Set down the records once more, please, exactly and with the pictures left out.

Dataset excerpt

┏━━

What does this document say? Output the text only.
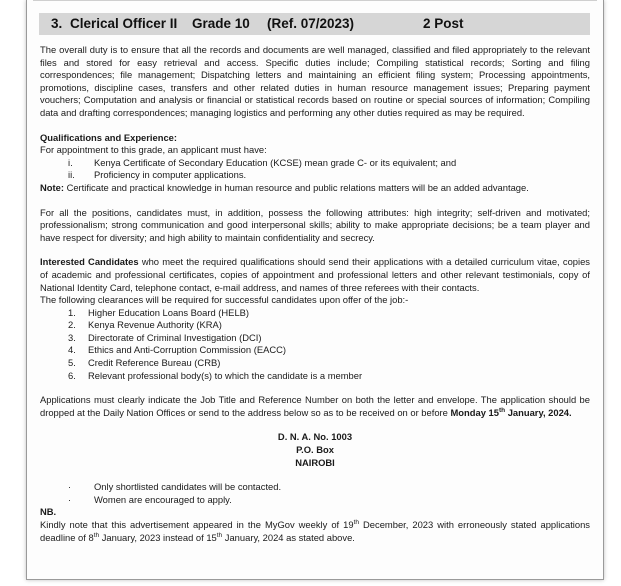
3. Clerical Officer II Grade 10 (Ref. 07/2023)	2 Post

The overall duty is to ensure that all the records and documents are well managed, classified and filed appropriately to the relevant files and stored for easy retrieval and access. Specific duties include; Compiling statistical records; Sorting and filing correspondences; file management; Dispatching letters and maintaining an efficient filing system; Processing appointments, promotions, discipline cases, transfers and other related duties in human resource management issues; Preparing payment vouchers; Computation and analysis or financial or statistical records based on routine or special sources of information; Compiling data and drafting correspondences; managing logistics and performing any other duties required as may be required.

Qualifications and Experience:
For appointment to this grade, an applicant must have:
i. Kenya Certificate of Secondary Education (KCSE) mean grade C- or its equivalent; and
ii. Proficiency in computer applications.
Note: Certificate and practical knowledge in human resource and public relations matters will be an added advantage.

For all the positions, candidates must, in addition, possess the following attributes: high integrity; self-driven and motivated; professionalism; strong communication and good interpersonal skills; ability to make appropriate decisions; be a team player and have respect for diversity; and high ability to maintain confidentiality and secrecy.

Interested Candidates who meet the required qualifications should send their applications with a detailed curriculum vitae, copies of academic and professional certificates, copies of appointment and professional letters and other relevant testimonials, copy of National Identity Card, telephone contact, e-mail address, and names of three referees with their contacts.

The following clearances will be required for successful candidates upon offer of the job:-
1. Higher Education Loans Board (HELB)
2. Kenya Revenue Authority (KRA)
3. Directorate of Criminal Investigation (DCI)
4. Ethics and Anti-Corruption Commission (EACC)
5. Credit Reference Bureau (CRB)
6. Relevant professional body(s) to which the candidate is a member

Applications must clearly indicate the Job Title and Reference Number on both the letter and envelope. The application should be dropped at the Daily Nation Offices or send to the address below so as to be received on or before Monday 15th January, 2024.

D. N. A. No. 1003
P.O. Box
NAIROBI
· Only shortlisted candidates will be contacted.
· Women are encouraged to apply.
NB.

Kindly note that this advertisement appeared in the MyGov weekly of 19th December, 2023 with erroneously stated applications deadline of 8th January, 2023 instead of 15th January, 2024 as stated above.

┗━━

● Task solution
What does this document say? Output the text only.
3. Clerical Officer II Grade 10 (Ref. 07/2023)	2 Post

The overall duty is to ensure that all the records and documents are well managed, classified and filed appropriately to the relevant files and stored for easy retrieval and access. Specific duties include; Compiling statistical records; Sorting and filing correspondences; file management; Dispatching letters and maintaining an efficient filing system; Processing appointments, promotions, discipline cases, transfers and other related duties in human resource management issues; Preparing payment vouchers; Computation and analysis or financial or statistical records based on routine or special sources of information; Compiling data and drafting correspondences; managing logistics and performing any other duties required as may be required.

Qualifications and Experience:
For appointment to this grade, an applicant must have:
i. Kenya Certificate of Secondary Education (KCSE) mean grade C- or its equivalent; and
ii. Proficiency in computer applications.
Note: Certificate and practical knowledge in human resource and public relations matters will be an added advantage.

For all the positions, candidates must, in addition, possess the following attributes: high integrity; self-driven and motivated; professionalism; strong communication and good interpersonal skills; ability to make appropriate decisions; be a team player and have respect for diversity; and high ability to maintain confidentiality and secrecy.

Interested Candidates who meet the required qualifications should send their applications with a detailed curriculum vitae, copies of academic and professional certificates, copies of appointment and professional letters and other relevant testimonials, copy of National Identity Card, telephone contact, e-mail address, and names of three referees with their contacts.

The following clearances will be required for successful candidates upon offer of the job:-
1. Higher Education Loans Board (HELB)
2. Kenya Revenue Authority (KRA)
3. Directorate of Criminal Investigation (DCI)
4. Ethics and Anti-Corruption Commission (EACC)
5. Credit Reference Bureau (CRB)
6. Relevant professional body(s) to which the candidate is a member

Applications must clearly indicate the Job Title and Reference Number on both the letter and envelope. The application should be dropped at the Daily Nation Offices or send to the address below so as to be received on or before Monday 15th January, 2024.

D. N. A. No. 1003
P.O. Box
NAIROBI
· Only shortlisted candidates will be contacted.
· Women are encouraged to apply.
NB.

Kindly note that this advertisement appeared in the MyGov weekly of 19th December, 2023 with erroneously stated applications deadline of 8th January, 2023 instead of 15th January, 2024 as stated above.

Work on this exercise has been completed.